Extracted information

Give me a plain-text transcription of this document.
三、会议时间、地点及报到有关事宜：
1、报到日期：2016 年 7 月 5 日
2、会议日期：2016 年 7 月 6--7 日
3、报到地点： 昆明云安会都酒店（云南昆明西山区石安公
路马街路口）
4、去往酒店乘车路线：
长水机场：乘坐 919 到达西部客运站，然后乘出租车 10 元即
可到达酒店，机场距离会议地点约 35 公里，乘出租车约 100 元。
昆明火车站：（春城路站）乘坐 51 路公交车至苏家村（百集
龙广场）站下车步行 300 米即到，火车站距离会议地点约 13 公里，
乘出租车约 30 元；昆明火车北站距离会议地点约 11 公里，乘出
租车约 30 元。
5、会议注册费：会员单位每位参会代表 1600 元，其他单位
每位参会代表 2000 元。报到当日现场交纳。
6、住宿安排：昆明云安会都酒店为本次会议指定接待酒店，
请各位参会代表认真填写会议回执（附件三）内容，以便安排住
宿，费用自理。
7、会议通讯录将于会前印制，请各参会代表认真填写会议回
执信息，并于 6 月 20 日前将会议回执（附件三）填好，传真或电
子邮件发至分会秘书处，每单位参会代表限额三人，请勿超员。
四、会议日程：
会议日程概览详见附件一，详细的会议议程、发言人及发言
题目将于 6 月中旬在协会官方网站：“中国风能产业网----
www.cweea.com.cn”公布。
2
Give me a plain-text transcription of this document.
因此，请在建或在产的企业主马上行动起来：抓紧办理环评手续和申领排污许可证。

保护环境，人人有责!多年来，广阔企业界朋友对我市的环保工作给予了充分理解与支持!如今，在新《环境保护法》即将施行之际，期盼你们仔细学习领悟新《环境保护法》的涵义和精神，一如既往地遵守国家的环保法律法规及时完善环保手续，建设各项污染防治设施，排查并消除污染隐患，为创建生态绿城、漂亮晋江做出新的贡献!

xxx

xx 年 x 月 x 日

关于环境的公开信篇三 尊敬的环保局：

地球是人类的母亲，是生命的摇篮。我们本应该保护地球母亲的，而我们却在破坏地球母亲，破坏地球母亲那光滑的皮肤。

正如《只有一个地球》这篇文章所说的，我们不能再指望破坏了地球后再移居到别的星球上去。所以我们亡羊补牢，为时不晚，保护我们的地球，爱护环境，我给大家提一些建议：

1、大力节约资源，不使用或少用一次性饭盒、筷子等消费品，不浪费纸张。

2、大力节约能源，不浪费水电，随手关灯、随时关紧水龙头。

Required work
Repeat all of the records above exactly as written.

Finished answer
Give me a plain-text transcription of this document.
三、会议时间、地点及报到有关事宜：
1、报到日期：2016 年 7 月 5 日
2、会议日期：2016 年 7 月 6--7 日
3、报到地点： 昆明云安会都酒店（云南昆明西山区石安公
路马街路口）
4、去往酒店乘车路线：
长水机场：乘坐 919 到达西部客运站，然后乘出租车 10 元即
可到达酒店，机场距离会议地点约 35 公里，乘出租车约 100 元。
昆明火车站：（春城路站）乘坐 51 路公交车至苏家村（百集
龙广场）站下车步行 300 米即到，火车站距离会议地点约 13 公里，
乘出租车约 30 元；昆明火车北站距离会议地点约 11 公里，乘出
租车约 30 元。
5、会议注册费：会员单位每位参会代表 1600 元，其他单位
每位参会代表 2000 元。报到当日现场交纳。
6、住宿安排：昆明云安会都酒店为本次会议指定接待酒店，
请各位参会代表认真填写会议回执（附件三）内容，以便安排住
宿，费用自理。
7、会议通讯录将于会前印制，请各参会代表认真填写会议回
执信息，并于 6 月 20 日前将会议回执（附件三）填好，传真或电
子邮件发至分会秘书处，每单位参会代表限额三人，请勿超员。
四、会议日程：
会议日程概览详见附件一，详细的会议议程、发言人及发言
题目将于 6 月中旬在协会官方网站：“中国风能产业网----
www.cweea.com.cn”公布。
2
Give me a plain-text transcription of this document.
因此，请在建或在产的企业主马上行动起来：抓紧办理环评手续和申领排污许可证。

保护环境，人人有责!多年来，广阔企业界朋友对我市的环保工作给予了充分理解与支持!如今，在新《环境保护法》即将施行之际，期盼你们仔细学习领悟新《环境保护法》的涵义和精神，一如既往地遵守国家的环保法律法规及时完善环保手续，建设各项污染防治设施，排查并消除污染隐患，为创建生态绿城、漂亮晋江做出新的贡献!

xxx

xx 年 x 月 x 日

关于环境的公开信篇三 尊敬的环保局：

地球是人类的母亲，是生命的摇篮。我们本应该保护地球母亲的，而我们却在破坏地球母亲，破坏地球母亲那光滑的皮肤。

正如《只有一个地球》这篇文章所说的，我们不能再指望破坏了地球后再移居到别的星球上去。所以我们亡羊补牢，为时不晚，保护我们的地球，爱护环境，我给大家提一些建议：

1、大力节约资源，不使用或少用一次性饭盒、筷子等消费品，不浪费纸张。

2、大力节约能源，不浪费水电，随手关灯、随时关紧水龙头。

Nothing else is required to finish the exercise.